Assigned task 1 - Copy the Energy East text starting with "As the Alberta" and going on through "and secondary industries.", switching "short-term" to "temporary".
Assigned task 2 - Proceed with the text on the Energy East pipeline, writing on from where it stops.

[Study text Boundary: Start]

In addition, Energy East is first and foremost another tar sands export pipeline. The three refineries along the route don't even have the necessary equipment to refine the heavy diluted bitumen from the tar sands.

As the Alberta Federation of Labour concludes in a recent press statement, Energy East is another in a long line of projects aimed at perpetuating the "rip it and ship it" approach that has characterized the Canadian resource sector. Up to one million of the 1.1 million barrels per day is likely destined for export, unrefined from two new export terminals: one in Cacouna, Que., and the other in Saint John, N.B.

Myth #2: Energy East would generate good long-term jobs

The vast majority of jobs promised would be short-term, in construction and secondary industries.

The Cornell Labour Institute found not only would TransCanada's proposed Keystone XL pipeline in the U.S. create fewer jobs than promised, but could actually kill more jobs than it creates.

[Study text Boundary: End]
[Entries supplied Boundary: Start]

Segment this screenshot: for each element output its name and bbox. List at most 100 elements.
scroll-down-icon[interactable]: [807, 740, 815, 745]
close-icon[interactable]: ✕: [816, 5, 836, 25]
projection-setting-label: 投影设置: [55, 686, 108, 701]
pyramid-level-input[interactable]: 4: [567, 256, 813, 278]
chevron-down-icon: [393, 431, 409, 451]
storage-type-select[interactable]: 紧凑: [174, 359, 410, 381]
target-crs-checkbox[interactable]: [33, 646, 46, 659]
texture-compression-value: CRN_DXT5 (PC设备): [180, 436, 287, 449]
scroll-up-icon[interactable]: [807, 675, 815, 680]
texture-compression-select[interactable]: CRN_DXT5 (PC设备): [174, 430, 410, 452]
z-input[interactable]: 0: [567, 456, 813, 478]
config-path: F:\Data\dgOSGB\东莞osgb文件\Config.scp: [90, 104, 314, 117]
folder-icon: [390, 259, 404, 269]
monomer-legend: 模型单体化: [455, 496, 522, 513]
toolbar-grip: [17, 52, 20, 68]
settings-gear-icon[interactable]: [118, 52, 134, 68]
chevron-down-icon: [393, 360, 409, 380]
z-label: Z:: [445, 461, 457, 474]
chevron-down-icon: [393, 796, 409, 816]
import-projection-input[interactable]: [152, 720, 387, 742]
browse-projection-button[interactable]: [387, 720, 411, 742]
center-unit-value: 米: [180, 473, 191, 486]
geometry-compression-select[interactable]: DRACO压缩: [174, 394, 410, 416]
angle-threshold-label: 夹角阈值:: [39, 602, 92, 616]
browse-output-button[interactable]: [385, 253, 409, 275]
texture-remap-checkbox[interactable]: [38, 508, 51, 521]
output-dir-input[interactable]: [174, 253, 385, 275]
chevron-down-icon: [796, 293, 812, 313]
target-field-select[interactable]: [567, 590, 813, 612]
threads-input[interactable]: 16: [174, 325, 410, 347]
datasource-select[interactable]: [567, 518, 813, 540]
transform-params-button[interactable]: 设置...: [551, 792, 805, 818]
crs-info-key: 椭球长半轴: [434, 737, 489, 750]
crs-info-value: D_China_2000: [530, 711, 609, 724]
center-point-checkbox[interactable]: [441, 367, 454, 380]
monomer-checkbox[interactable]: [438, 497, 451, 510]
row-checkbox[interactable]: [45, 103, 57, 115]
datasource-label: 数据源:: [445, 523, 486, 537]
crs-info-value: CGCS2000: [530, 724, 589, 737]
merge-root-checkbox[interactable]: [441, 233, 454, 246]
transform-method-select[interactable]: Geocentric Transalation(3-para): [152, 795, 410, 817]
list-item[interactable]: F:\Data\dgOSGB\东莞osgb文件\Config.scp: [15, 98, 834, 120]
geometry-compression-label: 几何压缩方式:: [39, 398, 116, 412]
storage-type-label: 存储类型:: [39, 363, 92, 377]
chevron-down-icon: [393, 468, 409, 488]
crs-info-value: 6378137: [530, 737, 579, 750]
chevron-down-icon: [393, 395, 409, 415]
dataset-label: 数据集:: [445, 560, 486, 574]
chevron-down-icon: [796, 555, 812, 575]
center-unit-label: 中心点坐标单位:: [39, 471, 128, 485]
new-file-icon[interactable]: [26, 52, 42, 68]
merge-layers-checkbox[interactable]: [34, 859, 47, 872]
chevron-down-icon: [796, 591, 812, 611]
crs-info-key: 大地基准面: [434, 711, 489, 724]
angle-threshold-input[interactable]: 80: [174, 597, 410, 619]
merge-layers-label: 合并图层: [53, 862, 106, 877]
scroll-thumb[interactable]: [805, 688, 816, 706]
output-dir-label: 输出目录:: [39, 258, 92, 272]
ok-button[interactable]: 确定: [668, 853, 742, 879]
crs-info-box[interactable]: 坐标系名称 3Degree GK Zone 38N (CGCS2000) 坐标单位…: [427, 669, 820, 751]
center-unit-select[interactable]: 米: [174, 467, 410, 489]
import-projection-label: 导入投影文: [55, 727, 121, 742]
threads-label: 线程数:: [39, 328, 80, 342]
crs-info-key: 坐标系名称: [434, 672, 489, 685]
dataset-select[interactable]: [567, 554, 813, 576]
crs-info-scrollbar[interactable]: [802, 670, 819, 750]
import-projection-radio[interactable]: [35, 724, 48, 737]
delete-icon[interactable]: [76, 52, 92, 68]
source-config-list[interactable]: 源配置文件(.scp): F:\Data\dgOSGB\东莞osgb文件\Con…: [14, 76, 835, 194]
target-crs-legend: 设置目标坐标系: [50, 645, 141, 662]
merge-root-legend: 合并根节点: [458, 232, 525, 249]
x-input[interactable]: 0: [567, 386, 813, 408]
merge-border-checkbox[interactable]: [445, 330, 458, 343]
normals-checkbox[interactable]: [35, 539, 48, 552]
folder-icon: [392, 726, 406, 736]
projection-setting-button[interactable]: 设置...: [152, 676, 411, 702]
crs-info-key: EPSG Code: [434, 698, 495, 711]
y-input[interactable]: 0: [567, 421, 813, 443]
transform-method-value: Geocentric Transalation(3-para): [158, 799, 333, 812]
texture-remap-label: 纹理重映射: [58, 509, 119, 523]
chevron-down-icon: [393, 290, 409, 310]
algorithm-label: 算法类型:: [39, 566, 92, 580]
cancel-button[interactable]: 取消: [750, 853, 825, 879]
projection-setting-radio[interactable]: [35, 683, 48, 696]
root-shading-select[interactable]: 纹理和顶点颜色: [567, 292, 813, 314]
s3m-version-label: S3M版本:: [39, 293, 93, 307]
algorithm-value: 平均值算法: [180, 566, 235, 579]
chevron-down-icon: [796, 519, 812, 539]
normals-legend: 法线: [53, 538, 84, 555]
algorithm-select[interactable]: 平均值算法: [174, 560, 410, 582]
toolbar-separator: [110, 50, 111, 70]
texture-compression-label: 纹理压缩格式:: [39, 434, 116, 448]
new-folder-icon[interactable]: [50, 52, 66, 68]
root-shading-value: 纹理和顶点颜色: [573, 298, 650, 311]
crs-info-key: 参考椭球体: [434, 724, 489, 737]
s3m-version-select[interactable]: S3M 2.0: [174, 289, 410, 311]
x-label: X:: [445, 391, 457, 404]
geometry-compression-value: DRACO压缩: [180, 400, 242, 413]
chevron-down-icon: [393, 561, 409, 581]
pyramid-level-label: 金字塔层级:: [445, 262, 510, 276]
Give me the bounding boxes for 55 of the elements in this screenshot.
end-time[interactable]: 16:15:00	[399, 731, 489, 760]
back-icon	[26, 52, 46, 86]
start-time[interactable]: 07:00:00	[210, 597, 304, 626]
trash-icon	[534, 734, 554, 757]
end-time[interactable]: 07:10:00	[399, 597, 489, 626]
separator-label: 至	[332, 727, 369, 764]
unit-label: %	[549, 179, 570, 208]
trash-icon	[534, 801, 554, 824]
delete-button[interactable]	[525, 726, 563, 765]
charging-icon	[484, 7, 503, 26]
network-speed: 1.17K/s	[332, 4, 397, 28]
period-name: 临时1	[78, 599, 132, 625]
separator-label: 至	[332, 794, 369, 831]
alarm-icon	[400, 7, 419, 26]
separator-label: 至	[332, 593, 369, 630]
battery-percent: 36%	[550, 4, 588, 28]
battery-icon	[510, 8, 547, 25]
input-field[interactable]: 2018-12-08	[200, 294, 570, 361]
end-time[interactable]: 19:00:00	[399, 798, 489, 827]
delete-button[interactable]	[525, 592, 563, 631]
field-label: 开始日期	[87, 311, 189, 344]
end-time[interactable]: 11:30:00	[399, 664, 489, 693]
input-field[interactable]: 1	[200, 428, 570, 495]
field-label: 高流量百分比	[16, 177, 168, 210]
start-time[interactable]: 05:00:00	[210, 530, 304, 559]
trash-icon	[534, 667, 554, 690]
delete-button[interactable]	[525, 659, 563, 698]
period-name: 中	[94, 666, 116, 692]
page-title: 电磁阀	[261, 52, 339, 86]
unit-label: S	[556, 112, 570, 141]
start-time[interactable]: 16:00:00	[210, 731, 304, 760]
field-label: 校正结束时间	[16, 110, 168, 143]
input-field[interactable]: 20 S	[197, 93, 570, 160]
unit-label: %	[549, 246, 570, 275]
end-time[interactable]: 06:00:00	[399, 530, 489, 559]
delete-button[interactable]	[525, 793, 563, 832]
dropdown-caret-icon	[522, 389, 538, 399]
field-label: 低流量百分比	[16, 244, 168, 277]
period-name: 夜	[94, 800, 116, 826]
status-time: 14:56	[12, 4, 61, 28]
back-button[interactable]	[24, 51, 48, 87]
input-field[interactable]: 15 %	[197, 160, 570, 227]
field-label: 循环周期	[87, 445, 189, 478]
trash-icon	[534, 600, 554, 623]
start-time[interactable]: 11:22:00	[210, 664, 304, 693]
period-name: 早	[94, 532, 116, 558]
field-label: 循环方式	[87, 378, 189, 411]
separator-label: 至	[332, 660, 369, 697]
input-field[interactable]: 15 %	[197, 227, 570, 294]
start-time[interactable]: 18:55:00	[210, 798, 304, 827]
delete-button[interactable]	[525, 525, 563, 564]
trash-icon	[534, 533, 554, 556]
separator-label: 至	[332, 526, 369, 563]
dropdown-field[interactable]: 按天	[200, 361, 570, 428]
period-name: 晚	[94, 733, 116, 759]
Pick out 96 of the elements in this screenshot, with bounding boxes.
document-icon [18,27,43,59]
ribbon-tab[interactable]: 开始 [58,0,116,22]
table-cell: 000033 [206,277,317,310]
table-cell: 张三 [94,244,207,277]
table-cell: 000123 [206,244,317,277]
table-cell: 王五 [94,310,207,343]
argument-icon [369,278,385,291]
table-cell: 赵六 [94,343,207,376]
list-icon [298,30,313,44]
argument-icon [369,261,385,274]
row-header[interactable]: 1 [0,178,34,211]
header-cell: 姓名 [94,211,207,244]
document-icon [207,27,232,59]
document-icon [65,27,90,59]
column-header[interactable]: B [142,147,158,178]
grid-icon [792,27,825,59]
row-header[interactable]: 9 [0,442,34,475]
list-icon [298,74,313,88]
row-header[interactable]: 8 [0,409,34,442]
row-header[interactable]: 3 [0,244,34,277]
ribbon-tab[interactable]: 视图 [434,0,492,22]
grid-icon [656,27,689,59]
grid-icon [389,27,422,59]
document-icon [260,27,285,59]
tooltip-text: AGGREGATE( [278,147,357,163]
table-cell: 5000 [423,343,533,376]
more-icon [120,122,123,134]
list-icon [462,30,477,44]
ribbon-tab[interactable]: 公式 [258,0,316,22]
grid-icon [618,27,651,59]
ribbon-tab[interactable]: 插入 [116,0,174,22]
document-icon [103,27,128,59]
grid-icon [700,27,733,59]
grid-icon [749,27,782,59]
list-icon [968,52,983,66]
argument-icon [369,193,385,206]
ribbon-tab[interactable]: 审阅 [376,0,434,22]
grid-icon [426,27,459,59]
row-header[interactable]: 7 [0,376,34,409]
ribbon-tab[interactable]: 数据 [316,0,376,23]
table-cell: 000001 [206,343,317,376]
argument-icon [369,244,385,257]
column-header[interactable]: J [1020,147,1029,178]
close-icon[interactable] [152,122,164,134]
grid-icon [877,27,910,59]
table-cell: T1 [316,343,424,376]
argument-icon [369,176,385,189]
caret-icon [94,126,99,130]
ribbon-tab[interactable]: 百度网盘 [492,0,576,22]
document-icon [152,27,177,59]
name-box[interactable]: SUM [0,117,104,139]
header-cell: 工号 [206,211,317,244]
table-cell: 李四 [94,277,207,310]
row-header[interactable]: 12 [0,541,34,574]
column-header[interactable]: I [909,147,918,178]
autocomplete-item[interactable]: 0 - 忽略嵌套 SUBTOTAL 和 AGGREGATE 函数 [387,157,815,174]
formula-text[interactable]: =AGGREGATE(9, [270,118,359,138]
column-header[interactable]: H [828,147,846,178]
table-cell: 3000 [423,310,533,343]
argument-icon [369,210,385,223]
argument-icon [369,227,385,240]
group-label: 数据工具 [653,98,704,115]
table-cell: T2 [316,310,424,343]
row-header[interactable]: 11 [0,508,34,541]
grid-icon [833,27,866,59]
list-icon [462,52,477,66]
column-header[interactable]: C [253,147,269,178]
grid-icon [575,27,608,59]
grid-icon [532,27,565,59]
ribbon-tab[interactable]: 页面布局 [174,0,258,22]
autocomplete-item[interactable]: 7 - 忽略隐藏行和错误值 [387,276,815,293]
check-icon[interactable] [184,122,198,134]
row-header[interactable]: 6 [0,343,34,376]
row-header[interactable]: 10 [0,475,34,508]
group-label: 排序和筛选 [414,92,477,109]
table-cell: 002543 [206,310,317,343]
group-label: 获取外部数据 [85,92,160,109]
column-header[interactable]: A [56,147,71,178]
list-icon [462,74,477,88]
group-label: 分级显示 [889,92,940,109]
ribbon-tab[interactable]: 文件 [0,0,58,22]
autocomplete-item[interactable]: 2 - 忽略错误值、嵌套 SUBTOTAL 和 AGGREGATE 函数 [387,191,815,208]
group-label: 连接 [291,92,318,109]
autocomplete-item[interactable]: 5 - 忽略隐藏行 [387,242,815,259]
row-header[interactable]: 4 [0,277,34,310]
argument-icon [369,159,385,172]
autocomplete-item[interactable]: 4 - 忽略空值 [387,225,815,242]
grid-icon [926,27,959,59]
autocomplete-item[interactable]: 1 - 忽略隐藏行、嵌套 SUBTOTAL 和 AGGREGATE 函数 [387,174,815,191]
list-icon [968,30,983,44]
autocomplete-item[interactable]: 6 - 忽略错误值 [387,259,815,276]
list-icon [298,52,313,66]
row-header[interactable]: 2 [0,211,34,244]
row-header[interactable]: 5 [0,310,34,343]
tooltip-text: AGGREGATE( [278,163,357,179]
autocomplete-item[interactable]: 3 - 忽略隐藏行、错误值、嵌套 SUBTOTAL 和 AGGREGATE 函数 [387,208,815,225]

[Entries supplied Boundary: End]

Task result 1 -
As the Alberta Federation of Labour concludes in a recent press statement, Energy East is another in a long line of projects aimed at perpetuating the "rip it and ship it" approach that has characterized the Canadian resource sector. Up to one million of the 1.1 million barrels per day is likely destined for export, unrefined from two new export terminals: one in Cacouna, Que., and the other in Saint John, N.B.

Myth #2: Energy East would generate good long-term jobs

The vast majority of jobs promised would be temporary, in construction and secondary industries.

Task result 2 -
A spill from Energy East could also be a job killer. The pipeline crosses more than 900 waterways, used for drinking water, fishing, recreation, and sustaining farmland.

In Hampton, N.B., the pipeline dissects the properties of organic farmers. One farm employs 100 people in mostly year-round, living wage jobs, and feeds the community with healthy local food.

The Bay of Fundy sustains 2,500 direct jobs in fishing on the New Brunswick side alone. A spill in the Bay's fast moving waters would easily spread to Nova Scotian shores, also home to a thriving fishing industry. And this doesn't consider the jobs associated with tourism.

Given the sheer volume of the pipe, up to 1 million litres of crude could spill in just 10 minutes. Diluted bitumen from the tar sands is unlike conventional oil. It sunk when spilled in the Kalamazoo River, costing Enbridge more than $1-billion to clean up, yet submerged oil still remains on the river bed.

An approval of the pipeline would also mean expansion of the tar sands, so more Atlantic Canadians travelling to Alberta for work.

Myth #3: Energy East would slow dangerous oil by rail traffic

The tragic Lac-Mégantic disaster that killed 47 people was a stark wake-up call. This was quickly followed by more train derailments including last January in Plaster Rock, N.B.

There are very serious risks with transporting oil by rail, which has seen an unprecedented rise in recent years. Canada's regulations lag woefully behind.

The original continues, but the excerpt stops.